- **Data for this task**:
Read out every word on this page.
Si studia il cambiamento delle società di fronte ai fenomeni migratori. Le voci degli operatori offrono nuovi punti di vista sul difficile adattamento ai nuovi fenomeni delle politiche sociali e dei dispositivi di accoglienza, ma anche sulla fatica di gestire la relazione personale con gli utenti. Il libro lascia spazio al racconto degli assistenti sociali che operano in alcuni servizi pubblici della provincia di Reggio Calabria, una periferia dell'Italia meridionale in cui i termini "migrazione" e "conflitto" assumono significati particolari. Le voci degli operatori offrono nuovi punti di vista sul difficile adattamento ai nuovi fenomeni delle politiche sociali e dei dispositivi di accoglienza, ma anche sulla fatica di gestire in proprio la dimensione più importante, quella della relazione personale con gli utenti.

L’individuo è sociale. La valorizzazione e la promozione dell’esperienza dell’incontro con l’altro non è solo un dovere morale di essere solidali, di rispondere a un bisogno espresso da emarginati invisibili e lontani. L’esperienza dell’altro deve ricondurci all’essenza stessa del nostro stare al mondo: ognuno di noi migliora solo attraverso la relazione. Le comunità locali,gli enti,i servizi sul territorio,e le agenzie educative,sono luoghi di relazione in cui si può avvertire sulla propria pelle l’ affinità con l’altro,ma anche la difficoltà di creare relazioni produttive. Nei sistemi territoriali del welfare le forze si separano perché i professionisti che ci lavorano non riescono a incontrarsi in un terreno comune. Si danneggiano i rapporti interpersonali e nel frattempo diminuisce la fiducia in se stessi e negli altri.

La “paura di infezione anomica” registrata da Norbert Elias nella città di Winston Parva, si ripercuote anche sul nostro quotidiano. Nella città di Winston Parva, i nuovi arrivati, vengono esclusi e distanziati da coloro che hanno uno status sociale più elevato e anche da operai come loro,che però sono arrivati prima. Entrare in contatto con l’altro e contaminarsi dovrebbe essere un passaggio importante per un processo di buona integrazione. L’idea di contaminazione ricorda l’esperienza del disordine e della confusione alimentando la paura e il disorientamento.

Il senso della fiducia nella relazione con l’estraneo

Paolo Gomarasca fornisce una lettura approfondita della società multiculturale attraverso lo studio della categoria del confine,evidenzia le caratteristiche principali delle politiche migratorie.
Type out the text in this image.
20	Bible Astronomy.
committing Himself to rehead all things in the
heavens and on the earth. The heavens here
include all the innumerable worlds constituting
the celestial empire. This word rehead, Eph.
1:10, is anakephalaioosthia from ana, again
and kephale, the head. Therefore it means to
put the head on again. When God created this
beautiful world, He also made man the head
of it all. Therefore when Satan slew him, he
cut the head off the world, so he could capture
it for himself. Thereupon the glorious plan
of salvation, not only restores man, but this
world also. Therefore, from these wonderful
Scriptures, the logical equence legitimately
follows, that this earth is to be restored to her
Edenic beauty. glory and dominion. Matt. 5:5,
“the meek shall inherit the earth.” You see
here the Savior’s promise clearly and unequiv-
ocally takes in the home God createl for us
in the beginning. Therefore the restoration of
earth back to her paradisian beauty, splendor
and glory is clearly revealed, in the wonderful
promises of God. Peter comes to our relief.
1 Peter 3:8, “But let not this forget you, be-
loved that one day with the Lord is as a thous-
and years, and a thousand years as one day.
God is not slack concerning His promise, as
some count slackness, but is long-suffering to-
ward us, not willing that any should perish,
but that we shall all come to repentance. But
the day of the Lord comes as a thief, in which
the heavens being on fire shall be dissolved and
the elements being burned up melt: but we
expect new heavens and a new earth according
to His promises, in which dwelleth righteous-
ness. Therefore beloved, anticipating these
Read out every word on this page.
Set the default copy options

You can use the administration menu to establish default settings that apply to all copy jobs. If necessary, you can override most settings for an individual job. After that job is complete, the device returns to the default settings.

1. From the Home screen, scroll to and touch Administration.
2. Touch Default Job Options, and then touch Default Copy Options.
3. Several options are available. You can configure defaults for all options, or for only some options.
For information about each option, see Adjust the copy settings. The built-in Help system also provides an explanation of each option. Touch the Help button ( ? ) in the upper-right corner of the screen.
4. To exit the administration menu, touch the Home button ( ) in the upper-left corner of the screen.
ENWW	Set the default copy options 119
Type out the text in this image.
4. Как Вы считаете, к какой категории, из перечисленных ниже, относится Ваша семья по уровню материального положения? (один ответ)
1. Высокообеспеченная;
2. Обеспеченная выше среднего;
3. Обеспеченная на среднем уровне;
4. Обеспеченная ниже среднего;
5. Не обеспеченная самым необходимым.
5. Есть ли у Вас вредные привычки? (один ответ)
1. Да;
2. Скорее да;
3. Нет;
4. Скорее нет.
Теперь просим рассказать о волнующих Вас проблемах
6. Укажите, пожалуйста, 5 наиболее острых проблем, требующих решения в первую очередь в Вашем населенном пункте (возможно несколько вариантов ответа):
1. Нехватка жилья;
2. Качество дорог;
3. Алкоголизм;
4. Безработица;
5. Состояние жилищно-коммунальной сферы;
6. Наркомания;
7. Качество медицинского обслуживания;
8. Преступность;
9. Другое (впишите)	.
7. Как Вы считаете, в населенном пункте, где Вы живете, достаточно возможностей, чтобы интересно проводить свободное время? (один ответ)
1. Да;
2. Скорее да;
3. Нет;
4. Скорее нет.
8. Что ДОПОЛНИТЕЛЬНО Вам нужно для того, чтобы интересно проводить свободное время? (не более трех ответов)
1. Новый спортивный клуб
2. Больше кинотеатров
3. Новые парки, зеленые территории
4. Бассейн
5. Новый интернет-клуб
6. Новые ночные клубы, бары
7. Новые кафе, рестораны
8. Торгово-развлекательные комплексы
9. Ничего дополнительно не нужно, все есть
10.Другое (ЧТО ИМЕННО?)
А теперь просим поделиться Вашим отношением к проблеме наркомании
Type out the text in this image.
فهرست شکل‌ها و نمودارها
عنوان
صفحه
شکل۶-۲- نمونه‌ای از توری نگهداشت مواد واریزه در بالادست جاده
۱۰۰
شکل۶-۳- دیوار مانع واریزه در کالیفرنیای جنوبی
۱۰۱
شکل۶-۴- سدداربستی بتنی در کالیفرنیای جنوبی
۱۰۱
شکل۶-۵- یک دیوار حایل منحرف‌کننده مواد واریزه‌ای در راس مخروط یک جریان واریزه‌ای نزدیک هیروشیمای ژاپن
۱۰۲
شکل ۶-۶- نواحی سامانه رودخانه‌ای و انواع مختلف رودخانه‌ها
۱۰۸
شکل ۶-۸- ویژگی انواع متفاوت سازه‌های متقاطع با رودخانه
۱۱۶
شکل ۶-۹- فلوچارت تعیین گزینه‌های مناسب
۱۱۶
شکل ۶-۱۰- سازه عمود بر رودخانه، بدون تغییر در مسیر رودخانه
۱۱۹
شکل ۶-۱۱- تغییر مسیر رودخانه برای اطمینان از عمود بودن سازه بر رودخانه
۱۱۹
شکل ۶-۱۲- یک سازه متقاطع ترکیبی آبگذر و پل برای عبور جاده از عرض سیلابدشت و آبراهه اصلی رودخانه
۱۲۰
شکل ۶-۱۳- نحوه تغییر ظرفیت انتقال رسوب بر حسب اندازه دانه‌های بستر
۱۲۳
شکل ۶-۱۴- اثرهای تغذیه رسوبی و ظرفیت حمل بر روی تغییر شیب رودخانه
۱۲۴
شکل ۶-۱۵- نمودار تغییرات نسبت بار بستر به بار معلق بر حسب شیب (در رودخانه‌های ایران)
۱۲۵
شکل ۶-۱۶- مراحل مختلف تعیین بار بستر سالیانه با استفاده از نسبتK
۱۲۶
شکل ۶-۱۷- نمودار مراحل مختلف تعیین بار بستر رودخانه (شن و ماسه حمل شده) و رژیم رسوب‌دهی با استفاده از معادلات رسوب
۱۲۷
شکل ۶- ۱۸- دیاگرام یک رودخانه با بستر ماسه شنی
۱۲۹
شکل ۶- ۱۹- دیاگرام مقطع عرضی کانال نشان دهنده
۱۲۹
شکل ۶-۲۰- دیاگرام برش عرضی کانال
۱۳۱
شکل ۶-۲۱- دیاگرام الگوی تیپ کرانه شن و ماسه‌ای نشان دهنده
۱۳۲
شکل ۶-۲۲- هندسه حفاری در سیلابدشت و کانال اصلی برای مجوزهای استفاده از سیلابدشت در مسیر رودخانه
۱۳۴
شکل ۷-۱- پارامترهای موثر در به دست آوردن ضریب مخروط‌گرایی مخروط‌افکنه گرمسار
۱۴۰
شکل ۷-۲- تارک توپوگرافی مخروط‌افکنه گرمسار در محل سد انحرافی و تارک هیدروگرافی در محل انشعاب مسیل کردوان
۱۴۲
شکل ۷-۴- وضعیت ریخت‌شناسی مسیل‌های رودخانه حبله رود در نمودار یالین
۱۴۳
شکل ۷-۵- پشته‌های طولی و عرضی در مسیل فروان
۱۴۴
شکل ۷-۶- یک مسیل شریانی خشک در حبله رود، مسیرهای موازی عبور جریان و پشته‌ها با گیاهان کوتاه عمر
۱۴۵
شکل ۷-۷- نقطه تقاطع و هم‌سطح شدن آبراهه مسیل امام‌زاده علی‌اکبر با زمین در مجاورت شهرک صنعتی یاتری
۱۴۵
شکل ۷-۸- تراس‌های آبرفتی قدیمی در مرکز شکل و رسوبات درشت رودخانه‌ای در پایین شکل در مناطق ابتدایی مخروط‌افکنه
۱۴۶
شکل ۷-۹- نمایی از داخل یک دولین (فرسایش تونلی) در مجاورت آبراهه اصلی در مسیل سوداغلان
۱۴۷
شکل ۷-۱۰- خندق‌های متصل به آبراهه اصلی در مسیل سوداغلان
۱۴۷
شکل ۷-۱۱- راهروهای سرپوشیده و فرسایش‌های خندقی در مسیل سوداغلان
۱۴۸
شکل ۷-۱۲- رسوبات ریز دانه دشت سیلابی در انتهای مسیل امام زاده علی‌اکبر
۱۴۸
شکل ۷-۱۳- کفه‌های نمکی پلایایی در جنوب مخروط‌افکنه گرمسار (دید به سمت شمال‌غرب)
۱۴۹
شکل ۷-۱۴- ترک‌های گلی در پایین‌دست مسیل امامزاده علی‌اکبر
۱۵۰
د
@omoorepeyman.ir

- **Task statement**: Take every line above carrying "clearly" and return it.

- **Result**:
here the Savior’s promise clearly and unequiv-
and glory is clearly revealed, in the wonderful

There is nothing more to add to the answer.